───── Records for processing ─────
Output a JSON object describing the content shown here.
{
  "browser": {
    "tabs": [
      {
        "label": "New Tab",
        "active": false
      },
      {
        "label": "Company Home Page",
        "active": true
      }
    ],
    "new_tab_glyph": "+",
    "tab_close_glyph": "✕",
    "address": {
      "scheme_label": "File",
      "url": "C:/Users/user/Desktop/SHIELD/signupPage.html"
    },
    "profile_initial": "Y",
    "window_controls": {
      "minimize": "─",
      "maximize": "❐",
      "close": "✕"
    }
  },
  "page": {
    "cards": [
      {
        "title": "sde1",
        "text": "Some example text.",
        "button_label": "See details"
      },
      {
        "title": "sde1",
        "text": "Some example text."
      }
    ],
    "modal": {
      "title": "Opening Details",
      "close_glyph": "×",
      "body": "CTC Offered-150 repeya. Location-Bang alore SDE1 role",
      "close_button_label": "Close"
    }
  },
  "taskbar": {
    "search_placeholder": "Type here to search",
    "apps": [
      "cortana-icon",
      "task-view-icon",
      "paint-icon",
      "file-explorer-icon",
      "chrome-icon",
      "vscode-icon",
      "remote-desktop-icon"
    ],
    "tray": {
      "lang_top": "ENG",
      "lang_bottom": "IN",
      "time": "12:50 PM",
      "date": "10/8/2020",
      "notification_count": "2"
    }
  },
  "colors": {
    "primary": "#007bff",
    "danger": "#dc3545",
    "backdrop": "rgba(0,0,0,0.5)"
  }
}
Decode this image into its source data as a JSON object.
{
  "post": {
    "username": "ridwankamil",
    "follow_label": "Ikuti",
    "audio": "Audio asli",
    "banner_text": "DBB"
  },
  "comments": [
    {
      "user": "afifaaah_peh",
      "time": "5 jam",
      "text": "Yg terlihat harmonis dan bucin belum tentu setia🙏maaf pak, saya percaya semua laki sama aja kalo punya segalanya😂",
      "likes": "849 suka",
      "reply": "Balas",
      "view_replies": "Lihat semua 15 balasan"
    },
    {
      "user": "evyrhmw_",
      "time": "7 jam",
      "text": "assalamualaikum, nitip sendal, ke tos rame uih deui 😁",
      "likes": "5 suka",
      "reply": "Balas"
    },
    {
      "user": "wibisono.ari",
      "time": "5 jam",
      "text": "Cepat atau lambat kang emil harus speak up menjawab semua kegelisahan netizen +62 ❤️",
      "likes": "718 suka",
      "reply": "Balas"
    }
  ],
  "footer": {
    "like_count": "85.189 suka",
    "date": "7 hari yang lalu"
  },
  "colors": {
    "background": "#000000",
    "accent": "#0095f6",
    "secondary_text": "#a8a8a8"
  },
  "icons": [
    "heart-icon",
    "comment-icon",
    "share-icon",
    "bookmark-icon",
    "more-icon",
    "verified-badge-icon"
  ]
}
─────
Extract the complete data, matching each line exactly.

Output a JSON object describing the content shown here.
{
  "browser": {
    "tabs": [
      {
        "label": "New Tab",
        "active": false
      },
      {
        "label": "Company Home Page",
        "active": true
      }
    ],
    "new_tab_glyph": "+",
    "tab_close_glyph": "✕",
    "address": {
      "scheme_label": "File",
      "url": "C:/Users/user/Desktop/SHIELD/signupPage.html"
    },
    "profile_initial": "Y",
    "window_controls": {
      "minimize": "─",
      "maximize": "❐",
      "close": "✕"
    }
  },
  "page": {
    "cards": [
      {
        "title": "sde1",
        "text": "Some example text.",
        "button_label": "See details"
      },
      {
        "title": "sde1",
        "text": "Some example text."
      }
    ],
    "modal": {
      "title": "Opening Details",
      "close_glyph": "×",
      "body": "CTC Offered-150 repeya. Location-Bang alore SDE1 role",
      "close_button_label": "Close"
    }
  },
  "taskbar": {
    "search_placeholder": "Type here to search",
    "apps": [
      "cortana-icon",
      "task-view-icon",
      "paint-icon",
      "file-explorer-icon",
      "chrome-icon",
      "vscode-icon",
      "remote-desktop-icon"
    ],
    "tray": {
      "lang_top": "ENG",
      "lang_bottom": "IN",
      "time": "12:50 PM",
      "date": "10/8/2020",
      "notification_count": "2"
    }
  },
  "colors": {
    "primary": "#007bff",
    "danger": "#dc3545",
    "backdrop": "rgba(0,0,0,0.5)"
  }
}
Decode this image into its source data as a JSON object.
{
  "post": {
    "username": "ridwankamil",
    "follow_label": "Ikuti",
    "audio": "Audio asli",
    "banner_text": "DBB"
  },
  "comments": [
    {
      "user": "afifaaah_peh",
      "time": "5 jam",
      "text": "Yg terlihat harmonis dan bucin belum tentu setia🙏maaf pak, saya percaya semua laki sama aja kalo punya segalanya😂",
      "likes": "849 suka",
      "reply": "Balas",
      "view_replies": "Lihat semua 15 balasan"
    },
    {
      "user": "evyrhmw_",
      "time": "7 jam",
      "text": "assalamualaikum, nitip sendal, ke tos rame uih deui 😁",
      "likes": "5 suka",
      "reply": "Balas"
    },
    {
      "user": "wibisono.ari",
      "time": "5 jam",
      "text": "Cepat atau lambat kang emil harus speak up menjawab semua kegelisahan netizen +62 ❤️",
      "likes": "718 suka",
      "reply": "Balas"
    }
  ],
  "footer": {
    "like_count": "85.189 suka",
    "date": "7 hari yang lalu"
  },
  "colors": {
    "background": "#000000",
    "accent": "#0095f6",
    "secondary_text": "#a8a8a8"
  },
  "icons": [
    "heart-icon",
    "comment-icon",
    "share-icon",
    "bookmark-icon",
    "more-icon",
    "verified-badge-icon"
  ]
}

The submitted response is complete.